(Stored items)
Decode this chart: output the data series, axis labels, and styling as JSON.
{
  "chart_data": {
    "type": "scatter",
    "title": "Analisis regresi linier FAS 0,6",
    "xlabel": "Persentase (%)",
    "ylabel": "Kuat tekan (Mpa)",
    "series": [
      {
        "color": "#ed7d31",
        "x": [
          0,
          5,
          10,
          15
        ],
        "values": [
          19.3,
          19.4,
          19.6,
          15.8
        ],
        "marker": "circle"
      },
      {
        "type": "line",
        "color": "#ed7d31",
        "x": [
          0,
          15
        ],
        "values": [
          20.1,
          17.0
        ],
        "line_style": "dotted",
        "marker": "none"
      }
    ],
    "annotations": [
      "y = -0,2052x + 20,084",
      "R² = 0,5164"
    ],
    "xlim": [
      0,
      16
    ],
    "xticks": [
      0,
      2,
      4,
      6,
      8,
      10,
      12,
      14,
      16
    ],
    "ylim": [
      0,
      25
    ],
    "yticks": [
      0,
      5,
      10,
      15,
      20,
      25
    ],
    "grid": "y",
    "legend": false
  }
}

Set exercise
Restate the listing in full, word for word.

Task output
Decode this chart: output the data series, axis labels, and styling as JSON.
{
  "chart_data": {
    "type": "scatter",
    "title": "Analisis regresi linier FAS 0,6",
    "xlabel": "Persentase (%)",
    "ylabel": "Kuat tekan (Mpa)",
    "series": [
      {
        "color": "#ed7d31",
        "x": [
          0,
          5,
          10,
          15
        ],
        "values": [
          19.3,
          19.4,
          19.6,
          15.8
        ],
        "marker": "circle"
      },
      {
        "type": "line",
        "color": "#ed7d31",
        "x": [
          0,
          15
        ],
        "values": [
          20.1,
          17.0
        ],
        "line_style": "dotted",
        "marker": "none"
      }
    ],
    "annotations": [
      "y = -0,2052x + 20,084",
      "R² = 0,5164"
    ],
    "xlim": [
      0,
      16
    ],
    "xticks": [
      0,
      2,
      4,
      6,
      8,
      10,
      12,
      14,
      16
    ],
    "ylim": [
      0,
      25
    ],
    "yticks": [
      0,
      5,
      10,
      15,
      20,
      25
    ],
    "grid": "y",
    "legend": false
  }
}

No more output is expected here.